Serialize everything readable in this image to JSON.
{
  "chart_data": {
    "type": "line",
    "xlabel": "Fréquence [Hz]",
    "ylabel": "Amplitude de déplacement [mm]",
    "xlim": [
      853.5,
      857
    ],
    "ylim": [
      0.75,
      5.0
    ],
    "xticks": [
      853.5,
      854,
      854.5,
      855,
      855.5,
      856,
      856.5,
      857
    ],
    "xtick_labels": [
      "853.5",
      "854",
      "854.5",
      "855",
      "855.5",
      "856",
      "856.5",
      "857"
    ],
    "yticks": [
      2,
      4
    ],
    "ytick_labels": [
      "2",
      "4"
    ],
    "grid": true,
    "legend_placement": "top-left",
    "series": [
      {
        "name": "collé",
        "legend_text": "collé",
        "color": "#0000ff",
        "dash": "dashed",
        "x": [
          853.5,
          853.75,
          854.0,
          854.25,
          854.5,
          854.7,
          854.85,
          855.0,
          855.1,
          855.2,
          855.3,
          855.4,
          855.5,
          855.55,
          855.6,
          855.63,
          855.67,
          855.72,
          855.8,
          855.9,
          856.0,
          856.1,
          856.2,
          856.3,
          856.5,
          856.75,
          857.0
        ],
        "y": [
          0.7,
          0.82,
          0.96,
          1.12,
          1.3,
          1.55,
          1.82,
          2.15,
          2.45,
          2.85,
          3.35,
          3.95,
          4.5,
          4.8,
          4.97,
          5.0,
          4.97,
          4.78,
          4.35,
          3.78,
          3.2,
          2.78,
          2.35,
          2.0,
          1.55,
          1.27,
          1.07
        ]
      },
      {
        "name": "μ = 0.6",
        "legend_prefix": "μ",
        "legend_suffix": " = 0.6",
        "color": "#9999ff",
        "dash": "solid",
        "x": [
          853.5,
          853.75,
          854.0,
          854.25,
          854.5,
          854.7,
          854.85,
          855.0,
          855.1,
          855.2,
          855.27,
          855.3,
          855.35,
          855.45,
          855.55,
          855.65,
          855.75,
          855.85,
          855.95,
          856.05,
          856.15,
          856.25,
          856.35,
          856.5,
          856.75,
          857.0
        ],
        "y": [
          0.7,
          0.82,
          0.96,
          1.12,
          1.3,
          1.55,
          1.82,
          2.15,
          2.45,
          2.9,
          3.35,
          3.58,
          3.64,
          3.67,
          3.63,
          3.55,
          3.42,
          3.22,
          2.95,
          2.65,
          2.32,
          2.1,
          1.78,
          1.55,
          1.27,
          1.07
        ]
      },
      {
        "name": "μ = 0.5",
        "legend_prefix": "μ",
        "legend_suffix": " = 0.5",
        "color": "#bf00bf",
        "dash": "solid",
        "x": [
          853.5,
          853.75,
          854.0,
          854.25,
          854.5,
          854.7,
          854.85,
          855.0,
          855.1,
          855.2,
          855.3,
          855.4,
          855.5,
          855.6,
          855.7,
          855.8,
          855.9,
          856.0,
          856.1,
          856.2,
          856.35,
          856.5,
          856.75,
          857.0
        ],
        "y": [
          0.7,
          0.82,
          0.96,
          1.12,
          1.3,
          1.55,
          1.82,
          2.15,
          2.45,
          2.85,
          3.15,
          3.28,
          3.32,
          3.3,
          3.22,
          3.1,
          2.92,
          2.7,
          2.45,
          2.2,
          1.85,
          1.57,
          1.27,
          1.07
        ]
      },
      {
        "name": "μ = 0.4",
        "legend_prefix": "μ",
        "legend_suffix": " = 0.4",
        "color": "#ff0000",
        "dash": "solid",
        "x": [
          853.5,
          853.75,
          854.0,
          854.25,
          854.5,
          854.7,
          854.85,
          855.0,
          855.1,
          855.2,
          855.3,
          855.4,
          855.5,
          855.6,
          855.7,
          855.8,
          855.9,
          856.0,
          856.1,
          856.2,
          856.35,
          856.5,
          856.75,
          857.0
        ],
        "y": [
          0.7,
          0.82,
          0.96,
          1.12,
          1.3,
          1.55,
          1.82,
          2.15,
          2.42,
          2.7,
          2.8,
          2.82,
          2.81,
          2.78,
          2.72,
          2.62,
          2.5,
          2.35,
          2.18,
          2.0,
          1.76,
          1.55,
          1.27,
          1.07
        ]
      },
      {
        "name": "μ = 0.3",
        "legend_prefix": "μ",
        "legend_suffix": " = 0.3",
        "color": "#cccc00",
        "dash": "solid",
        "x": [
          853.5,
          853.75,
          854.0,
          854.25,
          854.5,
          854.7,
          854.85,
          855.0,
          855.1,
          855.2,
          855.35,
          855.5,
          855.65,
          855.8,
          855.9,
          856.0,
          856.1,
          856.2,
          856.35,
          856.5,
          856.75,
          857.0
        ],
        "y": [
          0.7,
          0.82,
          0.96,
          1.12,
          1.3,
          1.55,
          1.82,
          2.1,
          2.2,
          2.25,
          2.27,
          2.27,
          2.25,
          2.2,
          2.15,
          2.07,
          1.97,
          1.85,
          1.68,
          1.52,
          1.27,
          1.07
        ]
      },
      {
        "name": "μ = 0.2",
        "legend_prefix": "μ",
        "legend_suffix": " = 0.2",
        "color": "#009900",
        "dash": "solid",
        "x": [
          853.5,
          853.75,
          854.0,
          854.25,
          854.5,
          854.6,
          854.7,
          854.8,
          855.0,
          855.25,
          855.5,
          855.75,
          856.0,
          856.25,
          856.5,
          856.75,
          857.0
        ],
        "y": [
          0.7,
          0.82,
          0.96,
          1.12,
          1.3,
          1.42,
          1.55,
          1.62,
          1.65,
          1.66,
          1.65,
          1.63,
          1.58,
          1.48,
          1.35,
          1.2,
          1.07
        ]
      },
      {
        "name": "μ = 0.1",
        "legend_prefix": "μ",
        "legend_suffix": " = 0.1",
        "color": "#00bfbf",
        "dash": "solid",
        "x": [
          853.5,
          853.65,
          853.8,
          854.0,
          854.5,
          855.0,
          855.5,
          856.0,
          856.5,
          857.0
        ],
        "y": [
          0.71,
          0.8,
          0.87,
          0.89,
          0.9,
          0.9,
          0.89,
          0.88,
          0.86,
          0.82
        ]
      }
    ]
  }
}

**Task statement**
Filter for "color". Return all lines that hold it.

**Final result**
        "color": "#0000ff",
        "color": "#9999ff",
        "color": "#bf00bf",
        "color": "#ff0000",
        "color": "#cccc00",
        "color": "#009900",
        "color": "#00bfbf",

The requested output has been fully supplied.